= Work to be completed =
Extract, from the records beneath this instruction, each line that contains the word "ffffff".
---------- Input rows ----------
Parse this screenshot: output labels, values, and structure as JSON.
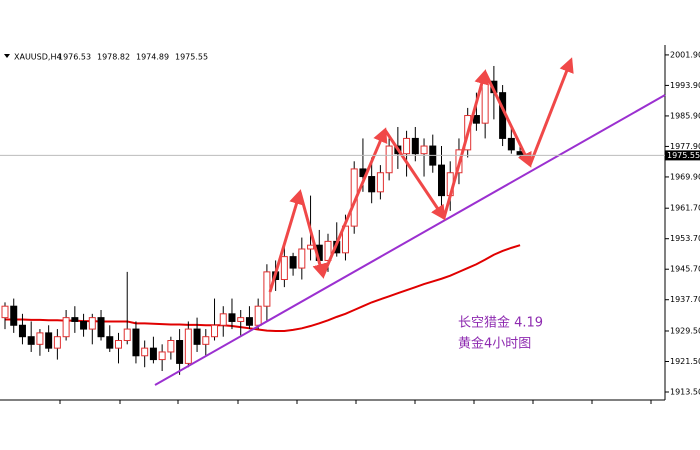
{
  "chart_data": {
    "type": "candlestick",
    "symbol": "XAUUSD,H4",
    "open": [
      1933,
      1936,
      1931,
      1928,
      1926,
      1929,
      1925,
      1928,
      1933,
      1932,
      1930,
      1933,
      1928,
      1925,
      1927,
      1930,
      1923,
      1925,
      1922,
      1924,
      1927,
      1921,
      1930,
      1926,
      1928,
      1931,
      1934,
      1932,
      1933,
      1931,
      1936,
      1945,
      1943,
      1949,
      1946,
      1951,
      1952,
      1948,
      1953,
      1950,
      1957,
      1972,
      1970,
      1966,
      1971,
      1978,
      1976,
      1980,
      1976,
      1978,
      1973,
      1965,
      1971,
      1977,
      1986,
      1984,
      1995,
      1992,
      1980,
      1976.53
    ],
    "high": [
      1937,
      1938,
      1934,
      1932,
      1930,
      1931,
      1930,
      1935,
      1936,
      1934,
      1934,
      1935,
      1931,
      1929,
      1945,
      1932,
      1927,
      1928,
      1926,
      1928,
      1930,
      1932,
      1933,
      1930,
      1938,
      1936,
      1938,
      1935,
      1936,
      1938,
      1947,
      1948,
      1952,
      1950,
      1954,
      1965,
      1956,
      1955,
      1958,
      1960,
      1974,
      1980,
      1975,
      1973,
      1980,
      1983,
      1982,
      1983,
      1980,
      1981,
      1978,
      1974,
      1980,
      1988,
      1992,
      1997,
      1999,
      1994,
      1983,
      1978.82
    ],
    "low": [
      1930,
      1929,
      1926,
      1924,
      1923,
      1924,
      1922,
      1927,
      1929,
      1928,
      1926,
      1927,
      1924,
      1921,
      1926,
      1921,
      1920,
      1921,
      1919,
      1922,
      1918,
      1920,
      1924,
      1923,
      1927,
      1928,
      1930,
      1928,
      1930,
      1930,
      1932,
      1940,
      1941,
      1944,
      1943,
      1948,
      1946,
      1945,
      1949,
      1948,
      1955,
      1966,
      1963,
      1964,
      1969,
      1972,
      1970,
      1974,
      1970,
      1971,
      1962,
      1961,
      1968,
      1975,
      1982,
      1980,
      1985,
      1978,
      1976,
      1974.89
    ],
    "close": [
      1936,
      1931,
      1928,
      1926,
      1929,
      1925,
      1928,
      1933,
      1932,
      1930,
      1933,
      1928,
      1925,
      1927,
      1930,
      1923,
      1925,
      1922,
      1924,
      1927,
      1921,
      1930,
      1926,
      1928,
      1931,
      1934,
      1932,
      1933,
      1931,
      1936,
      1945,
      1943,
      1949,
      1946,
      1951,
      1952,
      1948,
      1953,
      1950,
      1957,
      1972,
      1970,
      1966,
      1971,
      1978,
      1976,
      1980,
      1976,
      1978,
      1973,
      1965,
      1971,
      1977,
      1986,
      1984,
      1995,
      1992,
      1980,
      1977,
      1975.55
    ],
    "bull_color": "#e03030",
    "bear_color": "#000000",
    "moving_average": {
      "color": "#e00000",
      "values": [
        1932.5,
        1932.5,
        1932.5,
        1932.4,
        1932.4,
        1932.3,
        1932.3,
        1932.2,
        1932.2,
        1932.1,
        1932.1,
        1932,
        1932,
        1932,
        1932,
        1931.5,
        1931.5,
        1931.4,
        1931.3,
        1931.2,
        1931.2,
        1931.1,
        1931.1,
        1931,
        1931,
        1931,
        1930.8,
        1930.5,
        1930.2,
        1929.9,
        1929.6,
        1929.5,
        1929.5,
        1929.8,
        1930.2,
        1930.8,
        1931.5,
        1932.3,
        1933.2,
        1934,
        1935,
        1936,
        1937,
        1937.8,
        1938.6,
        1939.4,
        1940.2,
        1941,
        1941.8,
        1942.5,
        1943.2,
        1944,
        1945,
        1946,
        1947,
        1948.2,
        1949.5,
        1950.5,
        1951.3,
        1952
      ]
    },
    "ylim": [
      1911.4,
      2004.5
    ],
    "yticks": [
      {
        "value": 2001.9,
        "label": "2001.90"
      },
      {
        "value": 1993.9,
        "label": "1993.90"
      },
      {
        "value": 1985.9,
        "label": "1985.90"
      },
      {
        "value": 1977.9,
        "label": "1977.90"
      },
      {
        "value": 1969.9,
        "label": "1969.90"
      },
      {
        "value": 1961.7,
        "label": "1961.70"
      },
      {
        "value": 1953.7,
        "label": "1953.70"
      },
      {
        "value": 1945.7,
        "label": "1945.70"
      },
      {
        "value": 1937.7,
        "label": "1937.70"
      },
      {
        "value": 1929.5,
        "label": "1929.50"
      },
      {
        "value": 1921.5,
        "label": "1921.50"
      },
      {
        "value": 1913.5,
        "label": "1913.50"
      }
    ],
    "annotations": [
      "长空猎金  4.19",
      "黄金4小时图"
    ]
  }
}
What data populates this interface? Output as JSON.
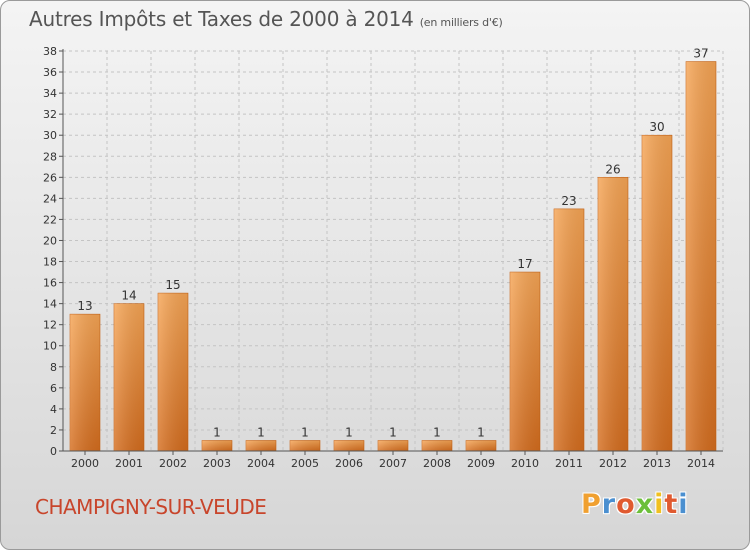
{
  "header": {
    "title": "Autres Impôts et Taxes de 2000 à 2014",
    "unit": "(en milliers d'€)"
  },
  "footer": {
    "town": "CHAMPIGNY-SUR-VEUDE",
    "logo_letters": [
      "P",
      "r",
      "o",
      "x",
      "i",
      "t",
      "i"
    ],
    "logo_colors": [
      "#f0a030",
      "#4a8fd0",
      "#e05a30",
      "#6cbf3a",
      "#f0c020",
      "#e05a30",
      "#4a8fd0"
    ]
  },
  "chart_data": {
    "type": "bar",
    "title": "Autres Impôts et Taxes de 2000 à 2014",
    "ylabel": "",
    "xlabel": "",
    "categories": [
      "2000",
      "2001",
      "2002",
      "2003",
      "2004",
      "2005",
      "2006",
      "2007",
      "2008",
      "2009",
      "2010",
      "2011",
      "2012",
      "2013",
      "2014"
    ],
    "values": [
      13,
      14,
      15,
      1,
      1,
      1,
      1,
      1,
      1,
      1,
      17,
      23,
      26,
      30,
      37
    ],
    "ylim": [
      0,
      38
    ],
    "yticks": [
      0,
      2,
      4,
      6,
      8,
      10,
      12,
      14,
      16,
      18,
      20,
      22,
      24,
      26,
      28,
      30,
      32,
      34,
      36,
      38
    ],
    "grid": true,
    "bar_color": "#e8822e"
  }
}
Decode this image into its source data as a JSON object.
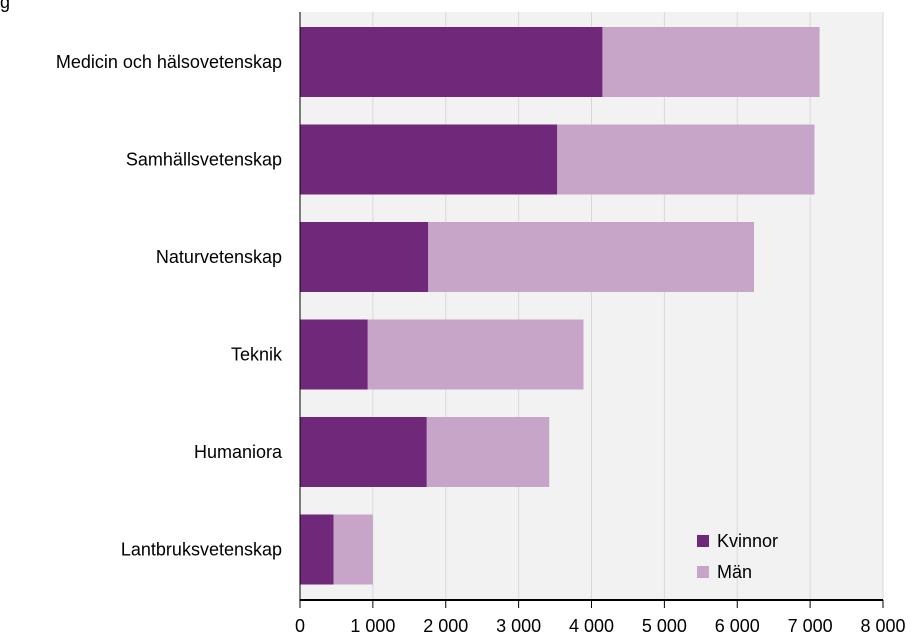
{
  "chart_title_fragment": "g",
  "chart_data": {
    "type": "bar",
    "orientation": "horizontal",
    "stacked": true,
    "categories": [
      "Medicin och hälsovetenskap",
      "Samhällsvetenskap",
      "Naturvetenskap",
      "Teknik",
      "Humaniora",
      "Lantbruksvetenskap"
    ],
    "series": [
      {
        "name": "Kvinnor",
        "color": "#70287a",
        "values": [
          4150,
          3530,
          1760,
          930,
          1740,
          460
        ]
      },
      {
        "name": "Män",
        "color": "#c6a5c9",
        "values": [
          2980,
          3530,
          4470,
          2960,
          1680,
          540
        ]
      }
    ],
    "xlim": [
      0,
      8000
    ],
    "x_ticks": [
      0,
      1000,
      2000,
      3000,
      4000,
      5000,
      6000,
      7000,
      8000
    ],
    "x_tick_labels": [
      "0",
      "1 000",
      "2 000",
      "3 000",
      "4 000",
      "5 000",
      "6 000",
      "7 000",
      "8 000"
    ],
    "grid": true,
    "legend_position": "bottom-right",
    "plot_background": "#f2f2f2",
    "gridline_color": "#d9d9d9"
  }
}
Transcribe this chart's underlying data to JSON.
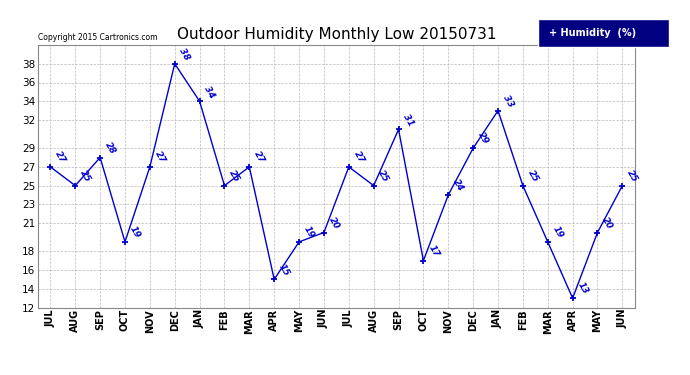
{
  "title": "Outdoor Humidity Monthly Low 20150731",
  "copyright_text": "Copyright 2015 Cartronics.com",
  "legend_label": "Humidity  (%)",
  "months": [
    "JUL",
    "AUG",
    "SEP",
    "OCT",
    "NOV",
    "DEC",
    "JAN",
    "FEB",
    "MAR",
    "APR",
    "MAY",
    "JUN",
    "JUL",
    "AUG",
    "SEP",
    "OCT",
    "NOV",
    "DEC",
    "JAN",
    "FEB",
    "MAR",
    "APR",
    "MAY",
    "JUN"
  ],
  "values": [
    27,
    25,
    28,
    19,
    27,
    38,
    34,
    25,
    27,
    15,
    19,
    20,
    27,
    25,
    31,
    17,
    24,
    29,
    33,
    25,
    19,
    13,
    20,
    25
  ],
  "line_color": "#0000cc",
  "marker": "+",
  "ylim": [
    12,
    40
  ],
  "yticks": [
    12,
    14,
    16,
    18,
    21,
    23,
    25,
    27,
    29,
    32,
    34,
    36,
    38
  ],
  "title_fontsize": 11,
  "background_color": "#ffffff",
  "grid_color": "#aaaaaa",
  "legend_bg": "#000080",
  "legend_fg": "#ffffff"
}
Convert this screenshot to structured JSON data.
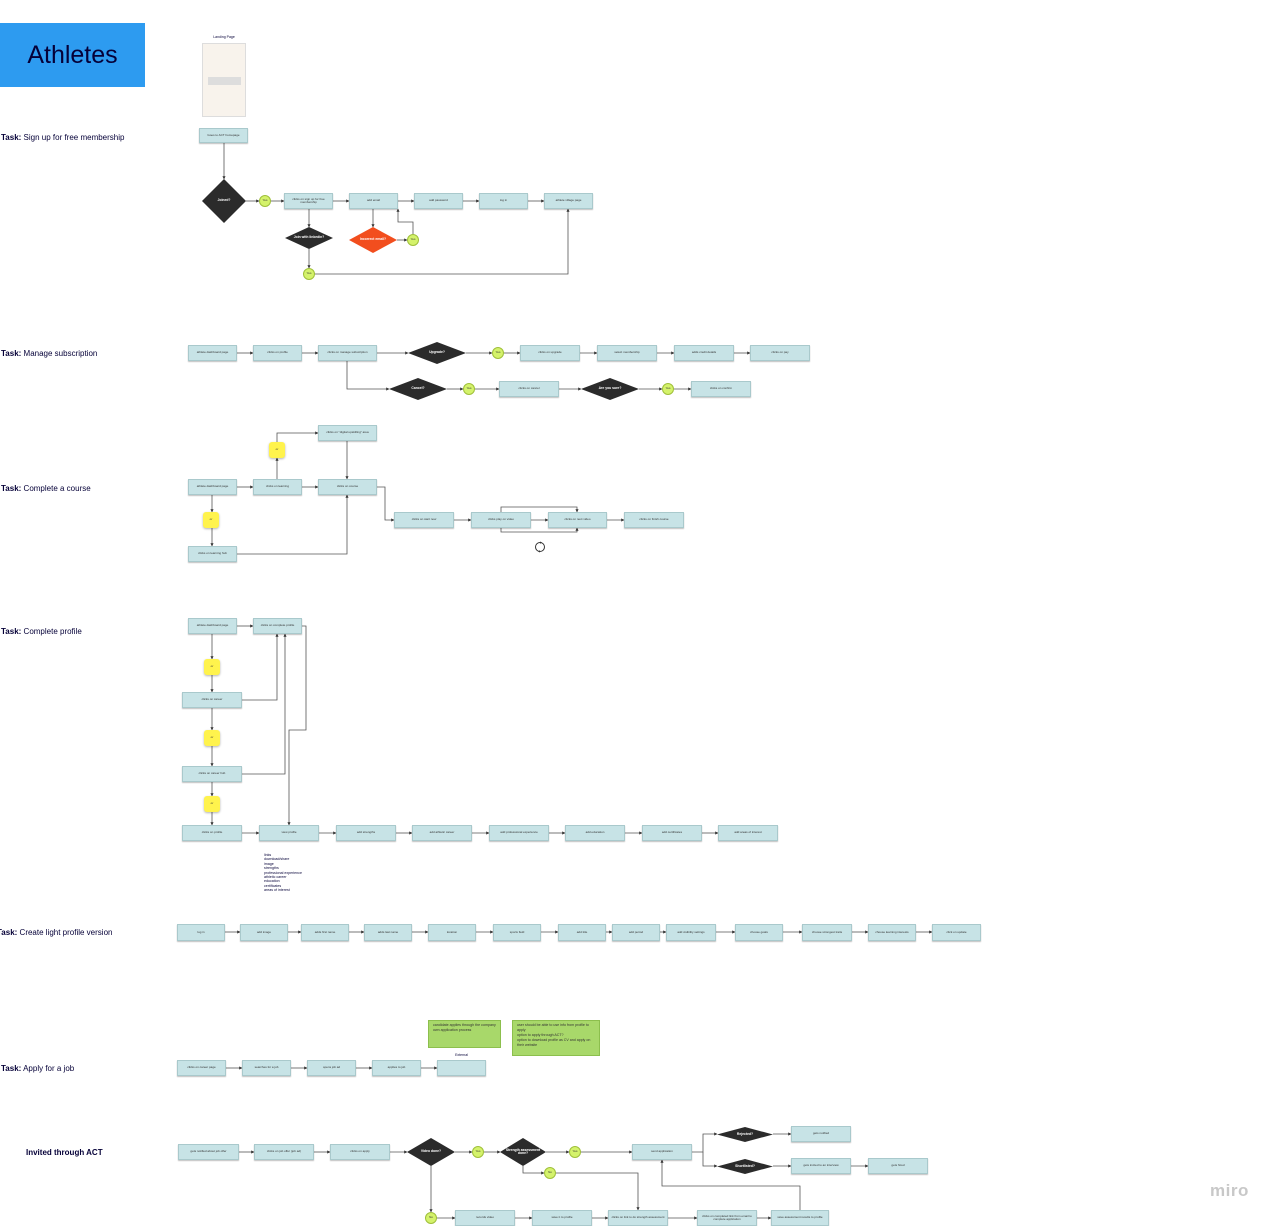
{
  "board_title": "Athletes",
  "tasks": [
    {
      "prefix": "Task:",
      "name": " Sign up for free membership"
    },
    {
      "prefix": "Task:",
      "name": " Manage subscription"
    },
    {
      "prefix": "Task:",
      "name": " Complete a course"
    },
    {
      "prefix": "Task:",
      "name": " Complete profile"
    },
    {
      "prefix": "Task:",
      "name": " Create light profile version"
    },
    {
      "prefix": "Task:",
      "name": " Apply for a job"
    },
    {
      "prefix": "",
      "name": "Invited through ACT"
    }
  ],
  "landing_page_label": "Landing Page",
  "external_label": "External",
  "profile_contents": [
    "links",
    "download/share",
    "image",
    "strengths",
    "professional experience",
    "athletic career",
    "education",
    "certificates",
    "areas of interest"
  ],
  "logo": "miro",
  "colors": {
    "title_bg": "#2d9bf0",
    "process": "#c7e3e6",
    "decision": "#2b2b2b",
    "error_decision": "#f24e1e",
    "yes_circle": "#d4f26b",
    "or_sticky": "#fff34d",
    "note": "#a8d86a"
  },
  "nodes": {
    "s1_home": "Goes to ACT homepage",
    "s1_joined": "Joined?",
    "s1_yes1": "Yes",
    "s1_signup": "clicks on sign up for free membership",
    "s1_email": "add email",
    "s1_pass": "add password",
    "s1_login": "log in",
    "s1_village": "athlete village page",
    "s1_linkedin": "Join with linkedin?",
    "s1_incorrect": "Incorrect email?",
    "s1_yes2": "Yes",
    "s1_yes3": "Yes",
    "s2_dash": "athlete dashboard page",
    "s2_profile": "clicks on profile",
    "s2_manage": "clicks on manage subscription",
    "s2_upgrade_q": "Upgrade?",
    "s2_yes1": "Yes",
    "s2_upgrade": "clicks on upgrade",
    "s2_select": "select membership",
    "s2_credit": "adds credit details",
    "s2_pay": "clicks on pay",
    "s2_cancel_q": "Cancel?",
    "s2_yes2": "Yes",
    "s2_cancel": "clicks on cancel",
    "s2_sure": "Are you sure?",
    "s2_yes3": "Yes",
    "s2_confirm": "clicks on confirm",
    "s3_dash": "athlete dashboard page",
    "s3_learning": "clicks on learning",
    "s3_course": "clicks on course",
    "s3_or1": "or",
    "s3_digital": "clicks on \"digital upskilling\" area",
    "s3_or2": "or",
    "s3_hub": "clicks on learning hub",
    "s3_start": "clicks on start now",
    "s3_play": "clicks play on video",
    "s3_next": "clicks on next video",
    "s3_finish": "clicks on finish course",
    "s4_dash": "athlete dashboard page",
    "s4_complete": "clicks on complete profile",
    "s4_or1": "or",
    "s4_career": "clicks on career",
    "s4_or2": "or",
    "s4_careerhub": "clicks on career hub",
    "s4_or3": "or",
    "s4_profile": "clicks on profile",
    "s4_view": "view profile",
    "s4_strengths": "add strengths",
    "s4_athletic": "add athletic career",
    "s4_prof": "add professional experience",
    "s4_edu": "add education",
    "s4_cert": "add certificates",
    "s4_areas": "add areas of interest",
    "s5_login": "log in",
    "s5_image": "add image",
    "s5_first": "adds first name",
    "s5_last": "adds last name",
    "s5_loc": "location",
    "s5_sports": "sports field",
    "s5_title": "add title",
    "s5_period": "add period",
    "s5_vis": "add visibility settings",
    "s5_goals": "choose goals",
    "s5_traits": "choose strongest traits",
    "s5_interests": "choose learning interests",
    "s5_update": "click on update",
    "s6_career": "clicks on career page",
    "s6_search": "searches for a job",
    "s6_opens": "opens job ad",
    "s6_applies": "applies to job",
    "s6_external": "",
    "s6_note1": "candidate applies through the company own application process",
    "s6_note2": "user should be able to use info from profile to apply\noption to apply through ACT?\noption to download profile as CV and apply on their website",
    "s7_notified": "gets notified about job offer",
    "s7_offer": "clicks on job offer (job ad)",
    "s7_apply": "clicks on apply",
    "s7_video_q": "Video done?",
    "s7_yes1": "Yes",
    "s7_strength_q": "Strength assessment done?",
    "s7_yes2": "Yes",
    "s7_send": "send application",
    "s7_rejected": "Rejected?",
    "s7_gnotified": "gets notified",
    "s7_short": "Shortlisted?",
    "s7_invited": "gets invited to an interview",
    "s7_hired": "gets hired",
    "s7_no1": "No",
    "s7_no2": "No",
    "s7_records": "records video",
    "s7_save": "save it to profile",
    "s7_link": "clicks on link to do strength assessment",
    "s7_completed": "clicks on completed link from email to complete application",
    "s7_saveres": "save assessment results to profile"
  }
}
----------
= Solution =
  "background_color": "#ffffff",
  "legend_fg": "#ffffff"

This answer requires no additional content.